> Objective
Copy out all of the material exactly.
-- Start of Supplied entries --
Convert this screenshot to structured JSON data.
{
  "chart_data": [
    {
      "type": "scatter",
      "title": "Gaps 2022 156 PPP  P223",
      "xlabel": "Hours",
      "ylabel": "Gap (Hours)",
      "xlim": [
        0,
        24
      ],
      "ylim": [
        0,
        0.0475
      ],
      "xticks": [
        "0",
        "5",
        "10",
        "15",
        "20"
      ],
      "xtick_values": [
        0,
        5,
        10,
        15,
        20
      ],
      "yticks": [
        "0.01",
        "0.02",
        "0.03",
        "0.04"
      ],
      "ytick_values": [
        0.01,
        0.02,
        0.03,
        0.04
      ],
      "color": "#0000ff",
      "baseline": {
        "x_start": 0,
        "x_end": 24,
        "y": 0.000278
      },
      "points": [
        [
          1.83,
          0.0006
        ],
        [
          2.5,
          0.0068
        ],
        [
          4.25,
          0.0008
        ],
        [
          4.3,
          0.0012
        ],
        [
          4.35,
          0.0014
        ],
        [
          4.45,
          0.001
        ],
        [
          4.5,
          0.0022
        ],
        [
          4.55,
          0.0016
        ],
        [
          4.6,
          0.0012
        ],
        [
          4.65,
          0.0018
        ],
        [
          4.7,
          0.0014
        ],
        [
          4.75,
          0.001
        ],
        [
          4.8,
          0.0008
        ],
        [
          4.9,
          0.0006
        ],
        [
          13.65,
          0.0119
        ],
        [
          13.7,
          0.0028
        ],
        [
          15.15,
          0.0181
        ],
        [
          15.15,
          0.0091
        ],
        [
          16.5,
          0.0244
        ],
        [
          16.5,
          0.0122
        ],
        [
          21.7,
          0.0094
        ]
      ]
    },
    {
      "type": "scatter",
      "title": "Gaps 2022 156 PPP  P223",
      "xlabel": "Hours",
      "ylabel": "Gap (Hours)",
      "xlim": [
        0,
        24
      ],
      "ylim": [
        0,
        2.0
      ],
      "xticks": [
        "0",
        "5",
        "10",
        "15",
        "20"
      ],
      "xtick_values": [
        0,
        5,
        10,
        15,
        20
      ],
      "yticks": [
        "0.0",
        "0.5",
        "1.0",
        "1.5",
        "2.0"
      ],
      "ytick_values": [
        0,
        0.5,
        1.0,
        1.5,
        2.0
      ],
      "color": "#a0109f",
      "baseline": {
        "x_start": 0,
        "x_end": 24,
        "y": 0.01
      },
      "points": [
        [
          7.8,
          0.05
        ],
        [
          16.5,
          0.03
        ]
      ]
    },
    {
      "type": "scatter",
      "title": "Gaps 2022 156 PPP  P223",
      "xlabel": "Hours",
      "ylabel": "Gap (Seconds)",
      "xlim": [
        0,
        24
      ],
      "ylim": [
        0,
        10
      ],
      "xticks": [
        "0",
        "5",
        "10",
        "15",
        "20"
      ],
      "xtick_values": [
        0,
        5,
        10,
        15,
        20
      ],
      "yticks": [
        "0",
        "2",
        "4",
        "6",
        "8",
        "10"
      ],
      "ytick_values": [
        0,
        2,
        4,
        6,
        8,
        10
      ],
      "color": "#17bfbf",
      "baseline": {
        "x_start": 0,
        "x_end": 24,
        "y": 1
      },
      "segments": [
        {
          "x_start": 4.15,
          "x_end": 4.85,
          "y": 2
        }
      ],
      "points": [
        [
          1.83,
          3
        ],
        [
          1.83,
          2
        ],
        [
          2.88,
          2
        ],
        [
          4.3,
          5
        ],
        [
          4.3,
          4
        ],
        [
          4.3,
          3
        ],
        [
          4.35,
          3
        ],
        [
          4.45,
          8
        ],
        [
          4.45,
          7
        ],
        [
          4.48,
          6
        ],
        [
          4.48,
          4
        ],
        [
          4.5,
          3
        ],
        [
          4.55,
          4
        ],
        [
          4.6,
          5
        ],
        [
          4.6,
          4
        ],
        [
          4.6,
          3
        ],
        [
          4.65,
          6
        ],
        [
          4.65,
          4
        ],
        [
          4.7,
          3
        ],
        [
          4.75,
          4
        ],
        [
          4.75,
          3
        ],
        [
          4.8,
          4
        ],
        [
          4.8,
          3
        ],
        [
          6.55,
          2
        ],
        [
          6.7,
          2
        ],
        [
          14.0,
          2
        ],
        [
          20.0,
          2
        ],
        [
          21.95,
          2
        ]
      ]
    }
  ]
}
-- End of Supplied entries --
> Full solution
Convert this screenshot to structured JSON data.
{
  "chart_data": [
    {
      "type": "scatter",
      "title": "Gaps 2022 156 PPP  P223",
      "xlabel": "Hours",
      "ylabel": "Gap (Hours)",
      "xlim": [
        0,
        24
      ],
      "ylim": [
        0,
        0.0475
      ],
      "xticks": [
        "0",
        "5",
        "10",
        "15",
        "20"
      ],
      "xtick_values": [
        0,
        5,
        10,
        15,
        20
      ],
      "yticks": [
        "0.01",
        "0.02",
        "0.03",
        "0.04"
      ],
      "ytick_values": [
        0.01,
        0.02,
        0.03,
        0.04
      ],
      "color": "#0000ff",
      "baseline": {
        "x_start": 0,
        "x_end": 24,
        "y": 0.000278
      },
      "points": [
        [
          1.83,
          0.0006
        ],
        [
          2.5,
          0.0068
        ],
        [
          4.25,
          0.0008
        ],
        [
          4.3,
          0.0012
        ],
        [
          4.35,
          0.0014
        ],
        [
          4.45,
          0.001
        ],
        [
          4.5,
          0.0022
        ],
        [
          4.55,
          0.0016
        ],
        [
          4.6,
          0.0012
        ],
        [
          4.65,
          0.0018
        ],
        [
          4.7,
          0.0014
        ],
        [
          4.75,
          0.001
        ],
        [
          4.8,
          0.0008
        ],
        [
          4.9,
          0.0006
        ],
        [
          13.65,
          0.0119
        ],
        [
          13.7,
          0.0028
        ],
        [
          15.15,
          0.0181
        ],
        [
          15.15,
          0.0091
        ],
        [
          16.5,
          0.0244
        ],
        [
          16.5,
          0.0122
        ],
        [
          21.7,
          0.0094
        ]
      ]
    },
    {
      "type": "scatter",
      "title": "Gaps 2022 156 PPP  P223",
      "xlabel": "Hours",
      "ylabel": "Gap (Hours)",
      "xlim": [
        0,
        24
      ],
      "ylim": [
        0,
        2.0
      ],
      "xticks": [
        "0",
        "5",
        "10",
        "15",
        "20"
      ],
      "xtick_values": [
        0,
        5,
        10,
        15,
        20
      ],
      "yticks": [
        "0.0",
        "0.5",
        "1.0",
        "1.5",
        "2.0"
      ],
      "ytick_values": [
        0,
        0.5,
        1.0,
        1.5,
        2.0
      ],
      "color": "#a0109f",
      "baseline": {
        "x_start": 0,
        "x_end": 24,
        "y": 0.01
      },
      "points": [
        [
          7.8,
          0.05
        ],
        [
          16.5,
          0.03
        ]
      ]
    },
    {
      "type": "scatter",
      "title": "Gaps 2022 156 PPP  P223",
      "xlabel": "Hours",
      "ylabel": "Gap (Seconds)",
      "xlim": [
        0,
        24
      ],
      "ylim": [
        0,
        10
      ],
      "xticks": [
        "0",
        "5",
        "10",
        "15",
        "20"
      ],
      "xtick_values": [
        0,
        5,
        10,
        15,
        20
      ],
      "yticks": [
        "0",
        "2",
        "4",
        "6",
        "8",
        "10"
      ],
      "ytick_values": [
        0,
        2,
        4,
        6,
        8,
        10
      ],
      "color": "#17bfbf",
      "baseline": {
        "x_start": 0,
        "x_end": 24,
        "y": 1
      },
      "segments": [
        {
          "x_start": 4.15,
          "x_end": 4.85,
          "y": 2
        }
      ],
      "points": [
        [
          1.83,
          3
        ],
        [
          1.83,
          2
        ],
        [
          2.88,
          2
        ],
        [
          4.3,
          5
        ],
        [
          4.3,
          4
        ],
        [
          4.3,
          3
        ],
        [
          4.35,
          3
        ],
        [
          4.45,
          8
        ],
        [
          4.45,
          7
        ],
        [
          4.48,
          6
        ],
        [
          4.48,
          4
        ],
        [
          4.5,
          3
        ],
        [
          4.55,
          4
        ],
        [
          4.6,
          5
        ],
        [
          4.6,
          4
        ],
        [
          4.6,
          3
        ],
        [
          4.65,
          6
        ],
        [
          4.65,
          4
        ],
        [
          4.7,
          3
        ],
        [
          4.75,
          4
        ],
        [
          4.75,
          3
        ],
        [
          4.8,
          4
        ],
        [
          4.8,
          3
        ],
        [
          6.55,
          2
        ],
        [
          6.7,
          2
        ],
        [
          14.0,
          2
        ],
        [
          20.0,
          2
        ],
        [
          21.95,
          2
        ]
      ]
    }
  ]
}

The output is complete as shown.